# [Material for the task]
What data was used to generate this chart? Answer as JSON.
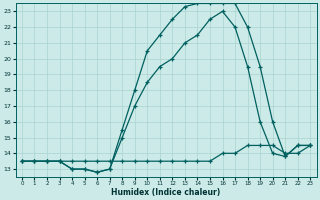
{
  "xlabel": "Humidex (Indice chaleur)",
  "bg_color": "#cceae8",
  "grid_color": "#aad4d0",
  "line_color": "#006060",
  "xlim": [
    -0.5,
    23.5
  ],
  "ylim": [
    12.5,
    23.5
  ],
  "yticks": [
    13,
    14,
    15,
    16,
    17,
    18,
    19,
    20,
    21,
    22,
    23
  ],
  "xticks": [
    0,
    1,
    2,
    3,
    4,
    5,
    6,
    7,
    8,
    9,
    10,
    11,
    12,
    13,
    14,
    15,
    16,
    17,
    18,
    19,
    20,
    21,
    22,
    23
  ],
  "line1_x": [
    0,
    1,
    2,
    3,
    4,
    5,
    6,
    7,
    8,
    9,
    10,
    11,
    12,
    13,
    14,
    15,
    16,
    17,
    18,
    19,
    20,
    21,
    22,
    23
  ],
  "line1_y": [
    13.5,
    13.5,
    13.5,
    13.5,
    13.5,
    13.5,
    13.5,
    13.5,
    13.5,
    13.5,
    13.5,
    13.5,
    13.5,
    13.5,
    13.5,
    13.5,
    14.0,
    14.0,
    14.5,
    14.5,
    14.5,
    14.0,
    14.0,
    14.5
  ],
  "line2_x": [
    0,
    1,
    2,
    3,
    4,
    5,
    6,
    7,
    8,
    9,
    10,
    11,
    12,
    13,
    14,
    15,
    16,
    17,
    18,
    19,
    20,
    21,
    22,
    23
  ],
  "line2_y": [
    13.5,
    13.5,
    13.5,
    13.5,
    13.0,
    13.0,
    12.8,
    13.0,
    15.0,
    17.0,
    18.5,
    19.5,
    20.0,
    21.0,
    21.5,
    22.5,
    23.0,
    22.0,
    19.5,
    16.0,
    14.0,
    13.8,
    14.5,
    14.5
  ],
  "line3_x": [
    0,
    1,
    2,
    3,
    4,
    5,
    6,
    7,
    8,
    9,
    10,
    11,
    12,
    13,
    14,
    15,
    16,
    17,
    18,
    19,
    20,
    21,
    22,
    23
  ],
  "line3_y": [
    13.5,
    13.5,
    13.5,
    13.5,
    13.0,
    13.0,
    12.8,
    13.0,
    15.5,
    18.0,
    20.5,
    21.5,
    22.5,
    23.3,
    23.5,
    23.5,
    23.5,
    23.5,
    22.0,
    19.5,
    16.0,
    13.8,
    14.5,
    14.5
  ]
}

# [Required task]
Reproduce the whole listing word for word, setting aside any pictures.

# [Task response]
What data was used to generate this chart? Answer as JSON.
{
  "xlabel": "Humidex (Indice chaleur)",
  "bg_color": "#cceae8",
  "grid_color": "#aad4d0",
  "line_color": "#006060",
  "xlim": [
    -0.5,
    23.5
  ],
  "ylim": [
    12.5,
    23.5
  ],
  "yticks": [
    13,
    14,
    15,
    16,
    17,
    18,
    19,
    20,
    21,
    22,
    23
  ],
  "xticks": [
    0,
    1,
    2,
    3,
    4,
    5,
    6,
    7,
    8,
    9,
    10,
    11,
    12,
    13,
    14,
    15,
    16,
    17,
    18,
    19,
    20,
    21,
    22,
    23
  ],
  "line1_x": [
    0,
    1,
    2,
    3,
    4,
    5,
    6,
    7,
    8,
    9,
    10,
    11,
    12,
    13,
    14,
    15,
    16,
    17,
    18,
    19,
    20,
    21,
    22,
    23
  ],
  "line1_y": [
    13.5,
    13.5,
    13.5,
    13.5,
    13.5,
    13.5,
    13.5,
    13.5,
    13.5,
    13.5,
    13.5,
    13.5,
    13.5,
    13.5,
    13.5,
    13.5,
    14.0,
    14.0,
    14.5,
    14.5,
    14.5,
    14.0,
    14.0,
    14.5
  ],
  "line2_x": [
    0,
    1,
    2,
    3,
    4,
    5,
    6,
    7,
    8,
    9,
    10,
    11,
    12,
    13,
    14,
    15,
    16,
    17,
    18,
    19,
    20,
    21,
    22,
    23
  ],
  "line2_y": [
    13.5,
    13.5,
    13.5,
    13.5,
    13.0,
    13.0,
    12.8,
    13.0,
    15.0,
    17.0,
    18.5,
    19.5,
    20.0,
    21.0,
    21.5,
    22.5,
    23.0,
    22.0,
    19.5,
    16.0,
    14.0,
    13.8,
    14.5,
    14.5
  ],
  "line3_x": [
    0,
    1,
    2,
    3,
    4,
    5,
    6,
    7,
    8,
    9,
    10,
    11,
    12,
    13,
    14,
    15,
    16,
    17,
    18,
    19,
    20,
    21,
    22,
    23
  ],
  "line3_y": [
    13.5,
    13.5,
    13.5,
    13.5,
    13.0,
    13.0,
    12.8,
    13.0,
    15.5,
    18.0,
    20.5,
    21.5,
    22.5,
    23.3,
    23.5,
    23.5,
    23.5,
    23.5,
    22.0,
    19.5,
    16.0,
    13.8,
    14.5,
    14.5
  ]
}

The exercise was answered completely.